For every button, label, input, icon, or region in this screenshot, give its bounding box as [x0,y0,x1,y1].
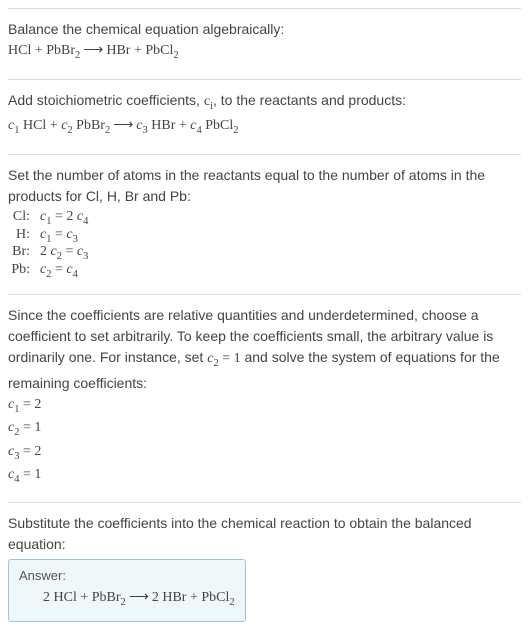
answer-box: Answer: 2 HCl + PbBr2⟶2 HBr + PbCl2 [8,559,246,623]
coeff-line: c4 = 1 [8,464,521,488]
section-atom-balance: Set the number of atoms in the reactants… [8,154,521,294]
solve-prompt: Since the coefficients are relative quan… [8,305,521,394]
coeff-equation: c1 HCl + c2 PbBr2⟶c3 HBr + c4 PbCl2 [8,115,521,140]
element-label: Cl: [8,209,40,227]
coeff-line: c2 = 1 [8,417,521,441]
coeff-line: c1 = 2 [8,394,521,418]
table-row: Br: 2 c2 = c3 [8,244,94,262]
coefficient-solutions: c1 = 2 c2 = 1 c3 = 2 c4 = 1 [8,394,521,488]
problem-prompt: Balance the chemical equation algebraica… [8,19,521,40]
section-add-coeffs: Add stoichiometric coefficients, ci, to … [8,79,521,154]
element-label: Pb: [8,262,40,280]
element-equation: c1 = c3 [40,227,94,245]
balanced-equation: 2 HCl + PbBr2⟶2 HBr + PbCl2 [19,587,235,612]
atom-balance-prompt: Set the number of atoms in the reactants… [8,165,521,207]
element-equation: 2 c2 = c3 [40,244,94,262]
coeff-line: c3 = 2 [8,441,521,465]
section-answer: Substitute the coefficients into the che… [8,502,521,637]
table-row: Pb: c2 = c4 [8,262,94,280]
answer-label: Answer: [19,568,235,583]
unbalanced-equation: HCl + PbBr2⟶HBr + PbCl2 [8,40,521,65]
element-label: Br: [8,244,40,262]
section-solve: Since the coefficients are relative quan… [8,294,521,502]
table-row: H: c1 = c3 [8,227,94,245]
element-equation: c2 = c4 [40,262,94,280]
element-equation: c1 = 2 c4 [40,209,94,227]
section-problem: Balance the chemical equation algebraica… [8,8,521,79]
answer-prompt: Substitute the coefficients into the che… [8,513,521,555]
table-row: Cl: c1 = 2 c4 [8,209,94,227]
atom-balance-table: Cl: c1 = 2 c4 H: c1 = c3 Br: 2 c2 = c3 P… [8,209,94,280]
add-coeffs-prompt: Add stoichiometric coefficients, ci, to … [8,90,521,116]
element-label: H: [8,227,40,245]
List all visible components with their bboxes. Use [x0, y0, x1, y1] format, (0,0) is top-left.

• **Work to do**: Copy every line of the entries above word for word, leaving out the pictures.

• **Exercise output**:
For every button, label, input, icon, or region in this screenshot, give its bounding box as [x0,y0,x1,y1].
answer-box: Answer: 2 HCl + PbBr2⟶2 HBr + PbCl2 [8,559,246,623]
coeff-line: c4 = 1 [8,464,521,488]
section-atom-balance: Set the number of atoms in the reactants… [8,154,521,294]
solve-prompt: Since the coefficients are relative quan… [8,305,521,394]
coeff-equation: c1 HCl + c2 PbBr2⟶c3 HBr + c4 PbCl2 [8,115,521,140]
element-label: Cl: [8,209,40,227]
coeff-line: c2 = 1 [8,417,521,441]
coeff-line: c1 = 2 [8,394,521,418]
table-row: Br: 2 c2 = c3 [8,244,94,262]
coefficient-solutions: c1 = 2 c2 = 1 c3 = 2 c4 = 1 [8,394,521,488]
problem-prompt: Balance the chemical equation algebraica… [8,19,521,40]
section-add-coeffs: Add stoichiometric coefficients, ci, to … [8,79,521,154]
element-label: Pb: [8,262,40,280]
element-equation: c1 = c3 [40,227,94,245]
balanced-equation: 2 HCl + PbBr2⟶2 HBr + PbCl2 [19,587,235,612]
atom-balance-prompt: Set the number of atoms in the reactants… [8,165,521,207]
element-equation: 2 c2 = c3 [40,244,94,262]
coeff-line: c3 = 2 [8,441,521,465]
section-answer: Substitute the coefficients into the che… [8,502,521,637]
table-row: Pb: c2 = c4 [8,262,94,280]
answer-label: Answer: [19,568,235,583]
unbalanced-equation: HCl + PbBr2⟶HBr + PbCl2 [8,40,521,65]
element-label: Br: [8,244,40,262]
section-solve: Since the coefficients are relative quan… [8,294,521,502]
table-row: H: c1 = c3 [8,227,94,245]
element-equation: c2 = c4 [40,262,94,280]
element-equation: c1 = 2 c4 [40,209,94,227]
section-problem: Balance the chemical equation algebraica… [8,8,521,79]
answer-prompt: Substitute the coefficients into the che… [8,513,521,555]
table-row: Cl: c1 = 2 c4 [8,209,94,227]
atom-balance-table: Cl: c1 = 2 c4 H: c1 = c3 Br: 2 c2 = c3 P… [8,209,94,280]
add-coeffs-prompt: Add stoichiometric coefficients, ci, to … [8,90,521,116]
element-label: H: [8,227,40,245]
List all visible components with their bboxes. Use [x0, y0, x1, y1] format, (0,0) is top-left.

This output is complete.